» Exercise
All of the data should be output character for character, except the pictures.

--- Begin Material shown ---

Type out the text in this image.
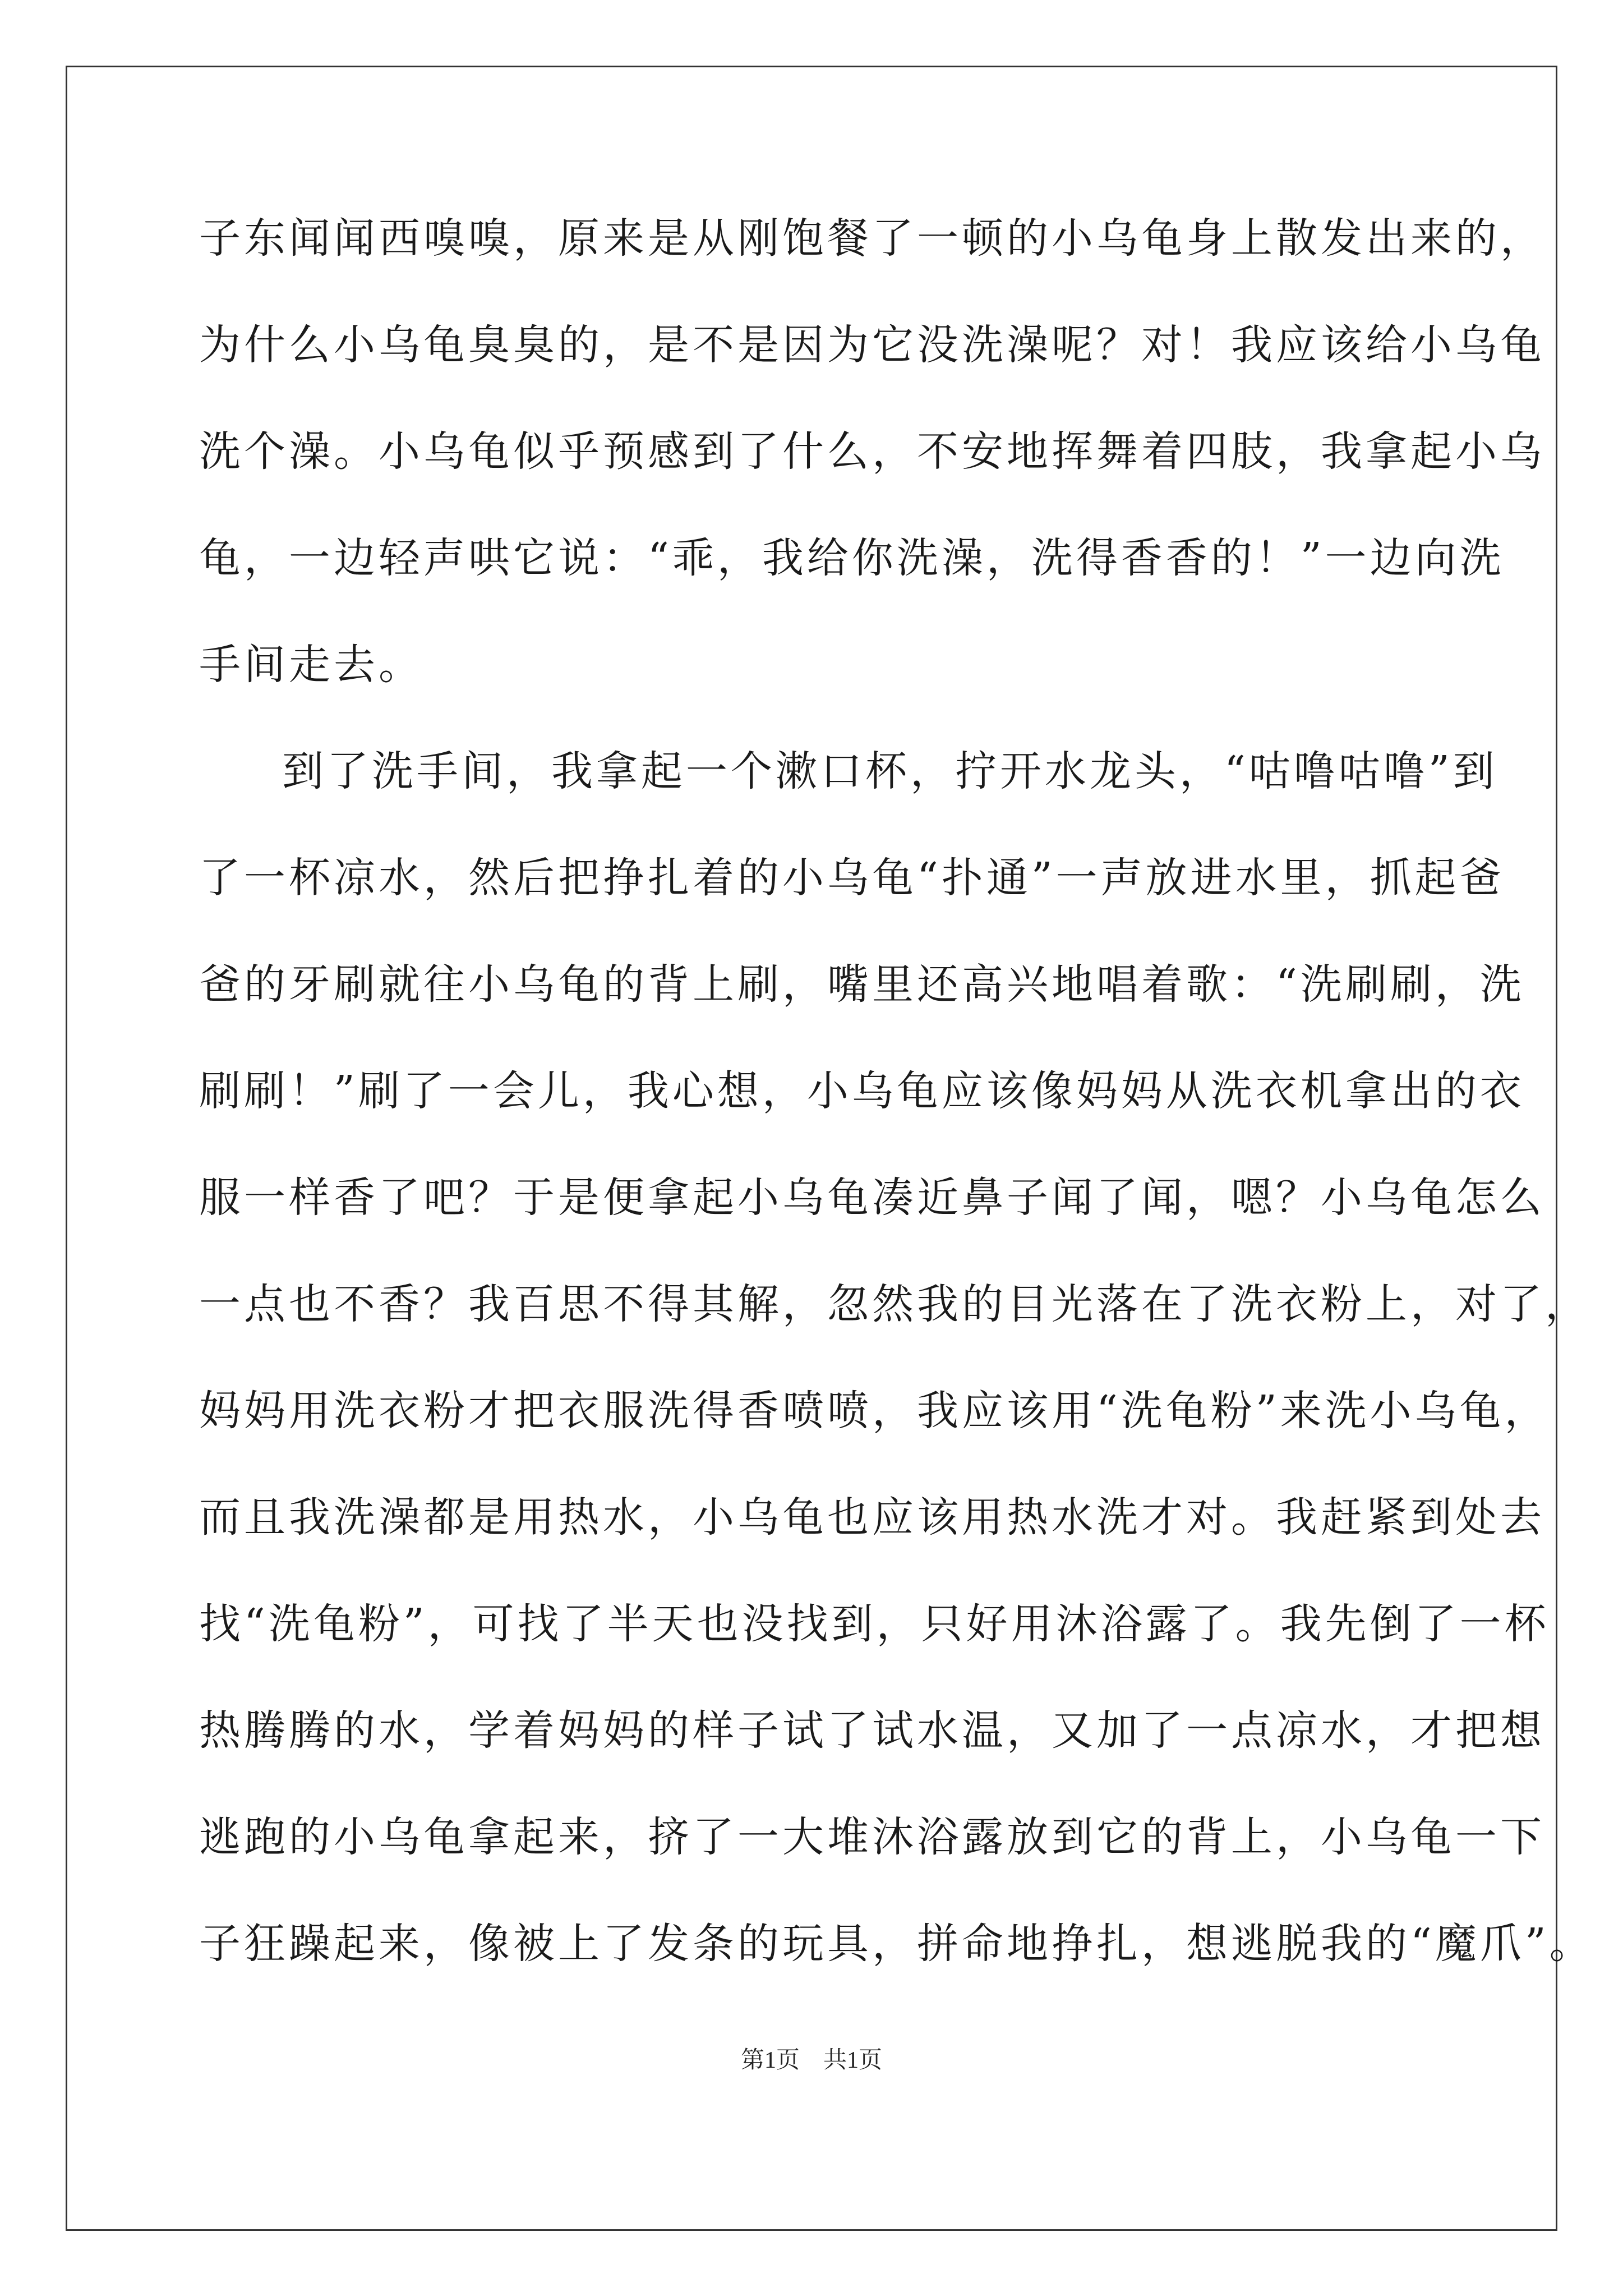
子东闻闻西嗅嗅，原来是从刚饱餐了一顿的小乌龟身上散发出来的，
为什么小乌龟臭臭的，是不是因为它没洗澡呢？对！我应该给小乌龟
洗个澡。小乌龟似乎预感到了什么，不安地挥舞着四肢，我拿起小乌
龟，一边轻声哄它说：“乖，我给你洗澡，洗得香香的！”一边向洗
手间走去。
到了洗手间，我拿起一个漱口杯，拧开水龙头，“咕噜咕噜”到
了一杯凉水，然后把挣扎着的小乌龟“扑通”一声放进水里，抓起爸
爸的牙刷就往小乌龟的背上刷，嘴里还高兴地唱着歌：“洗刷刷，洗
刷刷！”刷了一会儿，我心想，小乌龟应该像妈妈从洗衣机拿出的衣
服一样香了吧？于是便拿起小乌龟凑近鼻子闻了闻，嗯？小乌龟怎么
一点也不香？我百思不得其解，忽然我的目光落在了洗衣粉上，对了，
妈妈用洗衣粉才把衣服洗得香喷喷，我应该用“洗龟粉”来洗小乌龟，
而且我洗澡都是用热水，小乌龟也应该用热水洗才对。我赶紧到处去
找“洗龟粉”，可找了半天也没找到，只好用沐浴露了。我先倒了一杯
热腾腾的水，学着妈妈的样子试了试水温，又加了一点凉水，才把想
逃跑的小乌龟拿起来，挤了一大堆沐浴露放到它的背上，小乌龟一下
子狂躁起来，像被上了发条的玩具，拼命地挣扎，想逃脱我的“魔爪”。
第1页　共1页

--- End Material shown ---

» Task answer
Type out the text in this image.
子东闻闻西嗅嗅，原来是从刚饱餐了一顿的小乌龟身上散发出来的，
为什么小乌龟臭臭的，是不是因为它没洗澡呢？对！我应该给小乌龟
洗个澡。小乌龟似乎预感到了什么，不安地挥舞着四肢，我拿起小乌
龟，一边轻声哄它说：“乖，我给你洗澡，洗得香香的！”一边向洗
手间走去。
到了洗手间，我拿起一个漱口杯，拧开水龙头，“咕噜咕噜”到
了一杯凉水，然后把挣扎着的小乌龟“扑通”一声放进水里，抓起爸
爸的牙刷就往小乌龟的背上刷，嘴里还高兴地唱着歌：“洗刷刷，洗
刷刷！”刷了一会儿，我心想，小乌龟应该像妈妈从洗衣机拿出的衣
服一样香了吧？于是便拿起小乌龟凑近鼻子闻了闻，嗯？小乌龟怎么
一点也不香？我百思不得其解，忽然我的目光落在了洗衣粉上，对了，
妈妈用洗衣粉才把衣服洗得香喷喷，我应该用“洗龟粉”来洗小乌龟，
而且我洗澡都是用热水，小乌龟也应该用热水洗才对。我赶紧到处去
找“洗龟粉”，可找了半天也没找到，只好用沐浴露了。我先倒了一杯
热腾腾的水，学着妈妈的样子试了试水温，又加了一点凉水，才把想
逃跑的小乌龟拿起来，挤了一大堆沐浴露放到它的背上，小乌龟一下
子狂躁起来，像被上了发条的玩具，拼命地挣扎，想逃脱我的“魔爪”。
第1页　共1页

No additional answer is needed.